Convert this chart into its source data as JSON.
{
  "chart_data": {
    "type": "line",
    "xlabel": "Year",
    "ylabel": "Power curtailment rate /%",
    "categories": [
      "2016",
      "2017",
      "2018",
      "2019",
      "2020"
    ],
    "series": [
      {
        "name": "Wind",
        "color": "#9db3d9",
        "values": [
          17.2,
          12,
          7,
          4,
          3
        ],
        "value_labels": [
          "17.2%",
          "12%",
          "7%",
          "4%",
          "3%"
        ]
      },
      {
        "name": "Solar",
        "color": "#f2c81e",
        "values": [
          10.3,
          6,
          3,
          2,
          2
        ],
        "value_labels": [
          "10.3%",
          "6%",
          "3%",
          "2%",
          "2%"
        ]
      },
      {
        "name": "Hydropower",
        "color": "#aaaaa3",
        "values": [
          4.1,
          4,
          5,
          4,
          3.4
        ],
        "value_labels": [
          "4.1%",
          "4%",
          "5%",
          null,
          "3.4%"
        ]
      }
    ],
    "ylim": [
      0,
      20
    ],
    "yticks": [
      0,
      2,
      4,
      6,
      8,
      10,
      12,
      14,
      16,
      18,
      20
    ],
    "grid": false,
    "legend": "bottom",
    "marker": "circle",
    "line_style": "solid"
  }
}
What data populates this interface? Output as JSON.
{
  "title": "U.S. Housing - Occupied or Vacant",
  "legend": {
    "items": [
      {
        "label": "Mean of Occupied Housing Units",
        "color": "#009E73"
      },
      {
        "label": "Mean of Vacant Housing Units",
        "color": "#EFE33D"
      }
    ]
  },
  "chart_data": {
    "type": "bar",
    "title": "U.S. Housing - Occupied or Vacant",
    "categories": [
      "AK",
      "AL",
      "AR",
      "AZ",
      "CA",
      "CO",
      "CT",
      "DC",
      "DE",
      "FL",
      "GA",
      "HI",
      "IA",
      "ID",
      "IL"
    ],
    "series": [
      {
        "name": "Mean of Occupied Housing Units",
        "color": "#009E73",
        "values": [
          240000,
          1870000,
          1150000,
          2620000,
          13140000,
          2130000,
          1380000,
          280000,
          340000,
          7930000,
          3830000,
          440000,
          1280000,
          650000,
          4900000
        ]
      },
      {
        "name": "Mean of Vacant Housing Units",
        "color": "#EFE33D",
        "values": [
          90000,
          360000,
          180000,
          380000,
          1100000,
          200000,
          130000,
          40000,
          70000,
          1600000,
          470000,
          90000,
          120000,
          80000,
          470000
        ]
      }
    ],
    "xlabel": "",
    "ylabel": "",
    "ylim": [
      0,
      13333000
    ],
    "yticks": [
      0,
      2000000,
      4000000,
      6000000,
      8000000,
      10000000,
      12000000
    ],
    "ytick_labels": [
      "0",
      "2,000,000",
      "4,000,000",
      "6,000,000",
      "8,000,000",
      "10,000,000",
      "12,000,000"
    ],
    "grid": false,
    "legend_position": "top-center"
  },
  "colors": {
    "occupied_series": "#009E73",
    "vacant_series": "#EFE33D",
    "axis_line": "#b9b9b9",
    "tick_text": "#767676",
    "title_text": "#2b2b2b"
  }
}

[OBJECTIVE]: In the records above, how many lines hold the string "this"? Reply with only the number.

[COMPLETE RESPONSE]: 2